--- START EXTRACTED INFORMATION ---

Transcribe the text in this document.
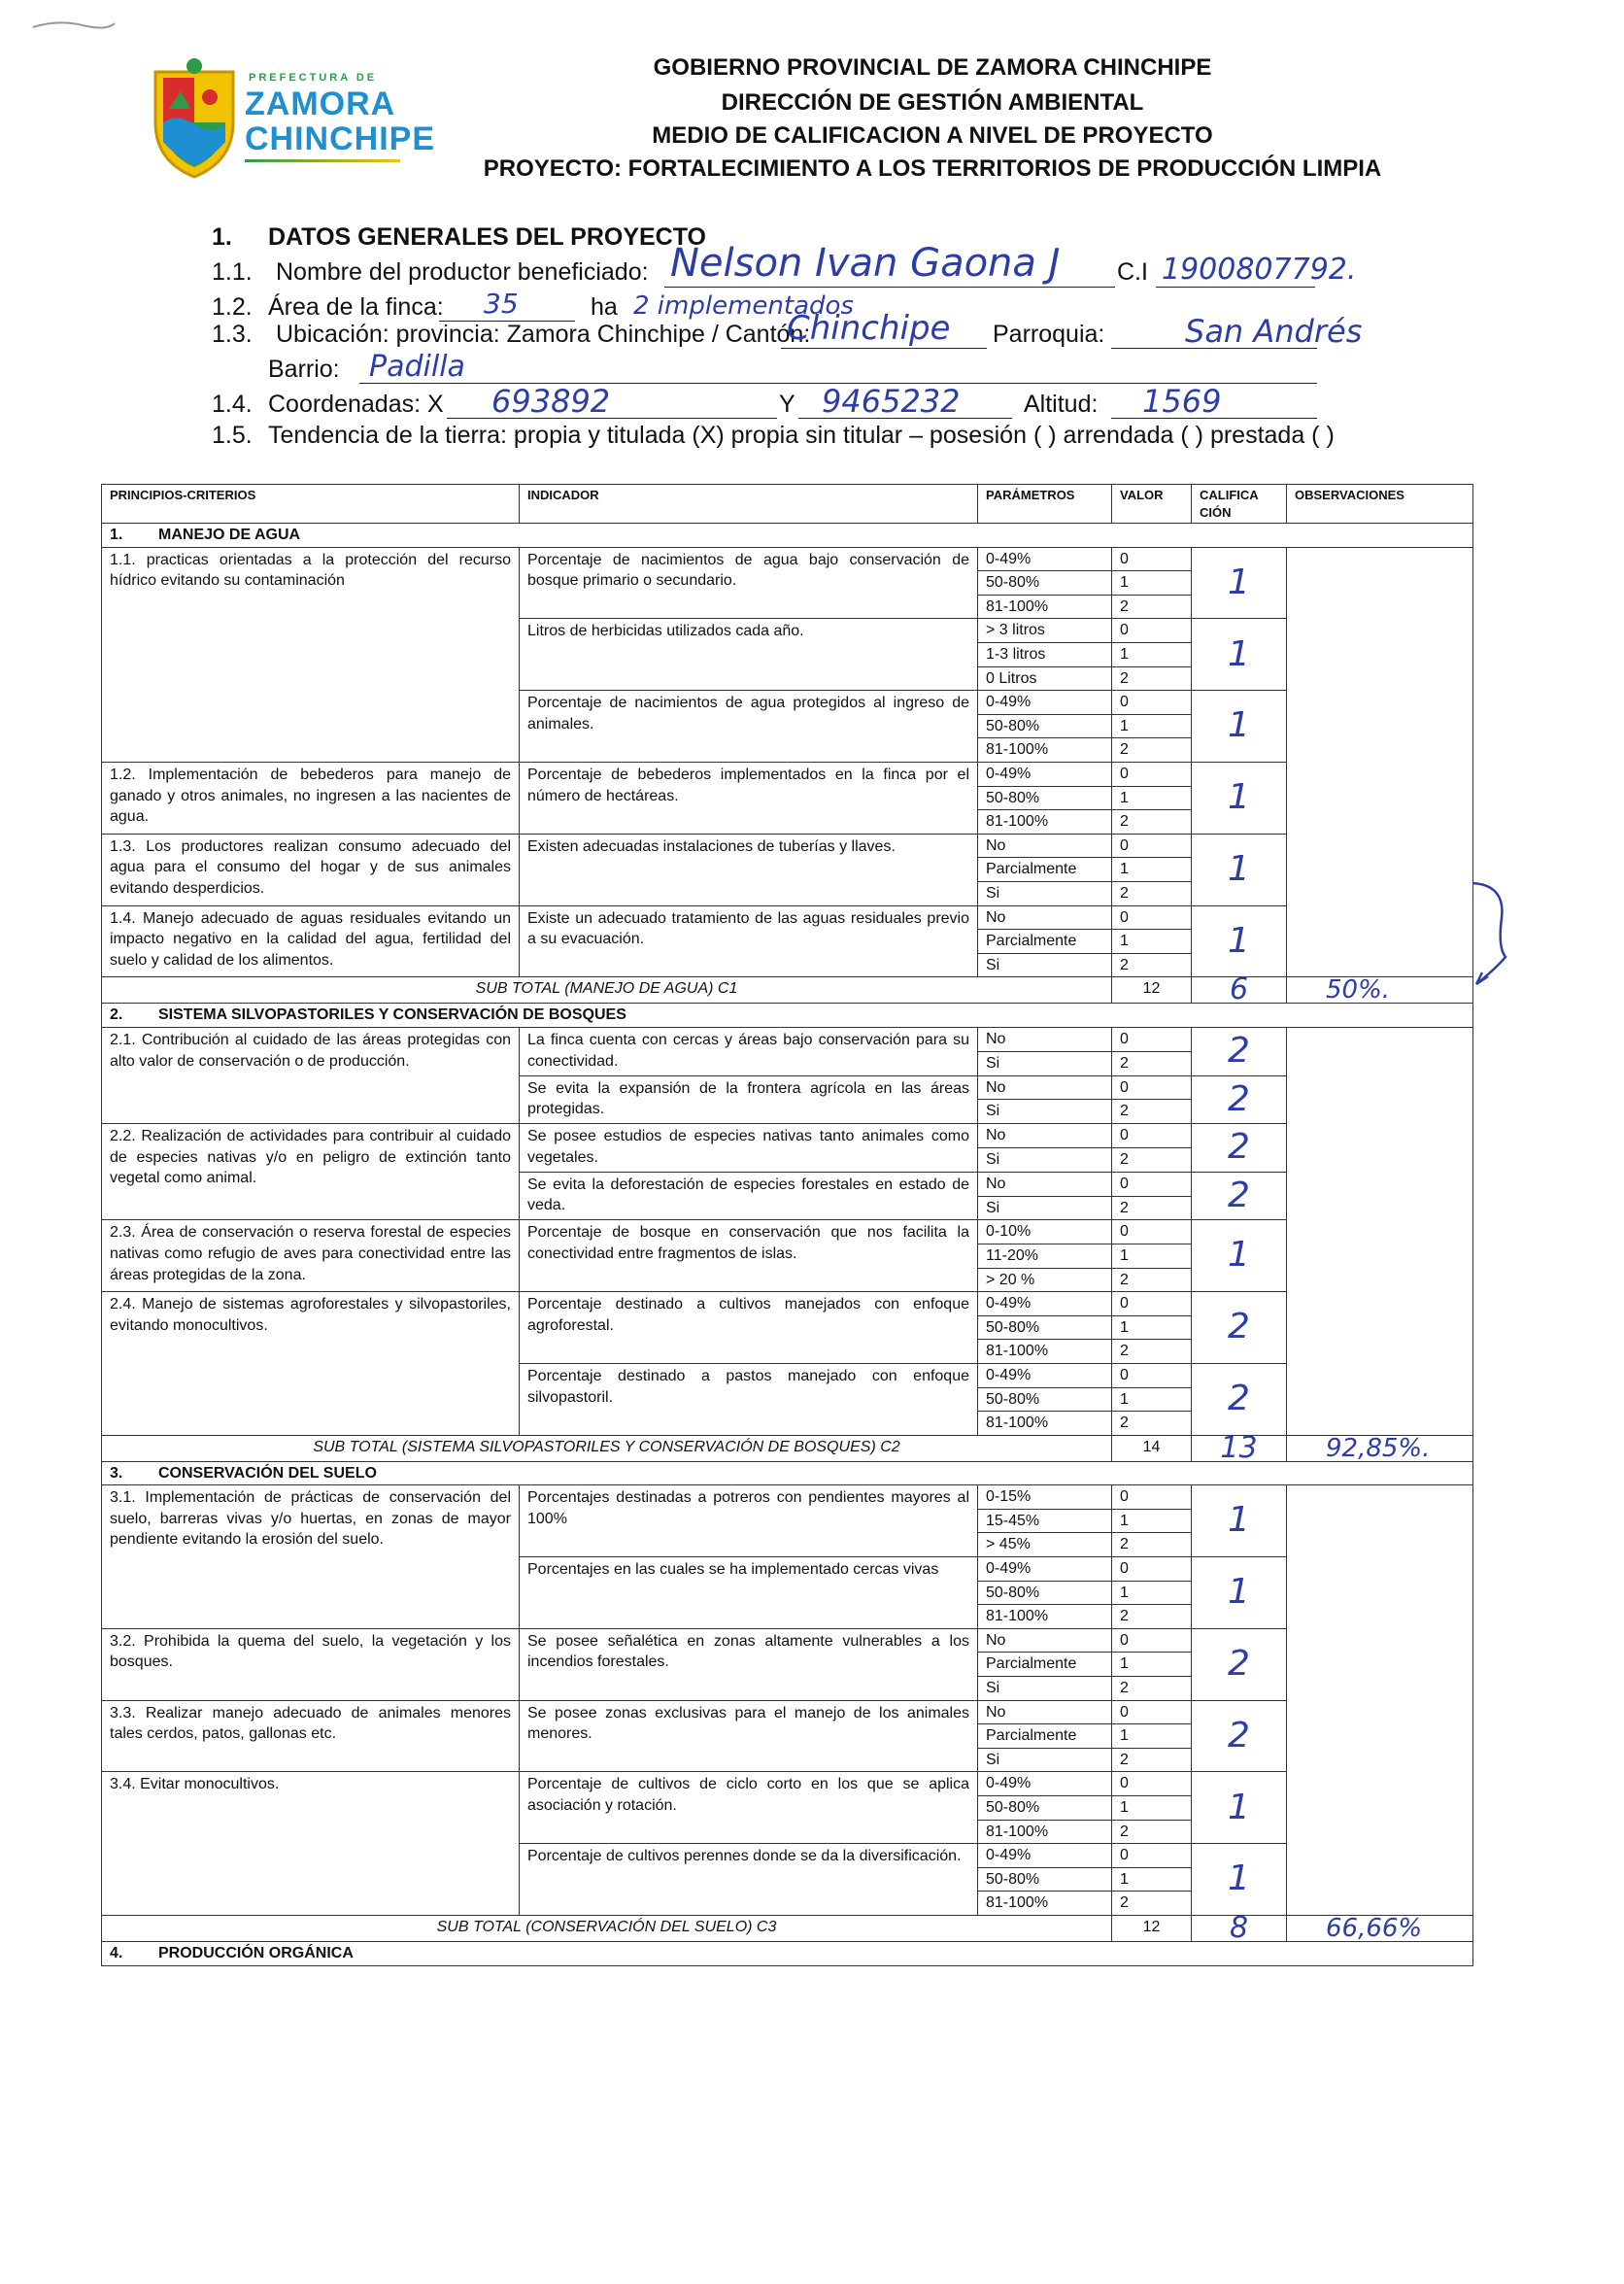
PREFECTURA DE
ZAMORA
CHINCHIPE
GOBIERNO PROVINCIAL DE ZAMORA CHINCHIPE
DIRECCIÓN DE GESTIÓN AMBIENTAL
MEDIO DE CALIFICACION A NIVEL DE PROYECTO
PROYECTO: FORTALECIMIENTO A LOS TERRITORIOS DE PRODUCCIÓN LIMPIA
1. DATOS GENERALES DEL PROYECTO
1.1. Nombre del productor beneficiado: Nelson Ivan Gaona J C.I 1900807792.
1.2. Área de la finca: 35	ha 2 implementados
1.3. Ubicación: provincia: Zamora Chinchipe / Cantón:
Chinchipe Parroquia:	San Andrés
Barrio: Padilla
1.4. Coordenadas: X 693892	Y 9465232	Altitud: 1569
1.5. Tendencia de la tierra: propia y titulada (X) propia sin titular – posesión ( ) arrendada ( ) prestada ( )
PRINCIPIOS-CRITERIOS	INDICADOR	PARÁMETROS	VALOR	CALIFICA CIÓN	OBSERVACIONES
1. MANEJO DE AGUA					
1.1. practicas orientadas a la protección del recurso hídrico evitando su contaminación	Porcentaje de nacimientos de agua bajo conservación de bosque primario o secundario.	0-49%	0	1	
		50-80%	1		
		81-100%	2		
	Litros de herbicidas utilizados cada año.	> 3 litros	0	1	
		1-3 litros	1		
		0 Litros	2		
	Porcentaje de nacimientos de agua protegidos al ingreso de animales.	0-49%	0	1	
		50-80%	1		
		81-100%	2		
1.2. Implementación de bebederos para manejo de ganado y otros animales, no ingresen a las nacientes de agua.	Porcentaje de bebederos implementados en la finca por el número de hectáreas.	0-49%	0	1	
		50-80%	1		
		81-100%	2		
1.3. Los productores realizan consumo adecuado del agua para el consumo del hogar y de sus animales evitando desperdicios.	Existen adecuadas instalaciones de tuberías y llaves.	No	0	1	
		Parcialmente	1		
		Si	2		
1.4. Manejo adecuado de aguas residuales evitando un impacto negativo en la calidad del agua, fertilidad del suelo y calidad de los alimentos.	Existe un adecuado tratamiento de las aguas residuales previo a su evacuación.	No	0	1	
		Parcialmente	1		
		Si	2		
SUB TOTAL (MANEJO DE AGUA) C1			12	6	50%.
2. SISTEMA SILVOPASTORILES Y CONSERVACIÓN DE BOSQUES					
2.1. Contribución al cuidado de las áreas protegidas con alto valor de conservación o de producción.	La finca cuenta con cercas y áreas bajo conservación para su conectividad.	No	0	2	
		Si	2		
	Se evita la expansión de la frontera agrícola en las áreas protegidas.	No	0	2	
		Si	2		
2.2. Realización de actividades para contribuir al cuidado de especies nativas y/o en peligro de extinción tanto vegetal como animal.	Se posee estudios de especies nativas tanto animales como vegetales.	No	0	2	
		Si	2		
	Se evita la deforestación de especies forestales en estado de veda.	No	0	2	
		Si	2		
2.3. Área de conservación o reserva forestal de especies nativas como refugio de aves para conectividad entre las áreas protegidas de la zona.	Porcentaje de bosque en conservación que nos facilita la conectividad entre fragmentos de islas.	0-10%	0	1	
		11-20%	1		
		> 20 %	2		
2.4. Manejo de sistemas agroforestales y silvopastoriles, evitando monocultivos.	Porcentaje destinado a cultivos manejados con enfoque agroforestal.	0-49%	0	2	
		50-80%	1		
		81-100%	2		
	Porcentaje destinado a pastos manejado con enfoque silvopastoril.	0-49%	0	2	
		50-80%	1		
		81-100%	2		
SUB TOTAL (SISTEMA SILVOPASTORILES Y CONSERVACIÓN DE BOSQUES) C2			14	13	92,85%.
3. CONSERVACIÓN DEL SUELO					
3.1. Implementación de prácticas de conservación del suelo, barreras vivas y/o huertas, en zonas de mayor pendiente evitando la erosión del suelo.	Porcentajes destinadas a potreros con pendientes mayores al 100%	0-15%	0	1	
		15-45%	1		
		> 45%	2		
	Porcentajes en las cuales se ha implementado cercas vivas	0-49%	0	1	
		50-80%	1		
		81-100%	2		
3.2. Prohibida la quema del suelo, la vegetación y los bosques.	Se posee señalética en zonas altamente vulnerables a los incendios forestales.	No	0	2	
		Parcialmente	1		
		Si	2		
3.3. Realizar manejo adecuado de animales menores tales cerdos, patos, gallonas etc.	Se posee zonas exclusivas para el manejo de los animales menores.	No	0	2	
		Parcialmente	1		
		Si	2		
3.4. Evitar monocultivos.	Porcentaje de cultivos de ciclo corto en los que se aplica asociación y rotación.	0-49%	0	1	
		50-80%	1		
		81-100%	2		
	Porcentaje de cultivos perennes donde se da la diversificación.	0-49%	0	1	
		50-80%	1		
		81-100%	2		
SUB TOTAL (CONSERVACIÓN DEL SUELO) C3			12	8	66,66%
4. PRODUCCIÓN ORGÁNICA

--- END EXTRACTED INFORMATION ---

◆ TASK INSTRUCTIONS: Where a line above includes "como", copy that line.

◆ OUTPUT OF THE EXERCISE:
2.2. Realización de actividades para contribuir al cuidado de especies nativas y/o en peligro de extinción tanto vegetal como animal.	Se posee estudios de especies nativas tanto animales como vegetales.	No	0	2	
2.3. Área de conservación o reserva forestal de especies nativas como refugio de aves para conectividad entre las áreas protegidas de la zona.	Porcentaje de bosque en conservación que nos facilita la conectividad entre fragmentos de islas.	0-10%	0	1	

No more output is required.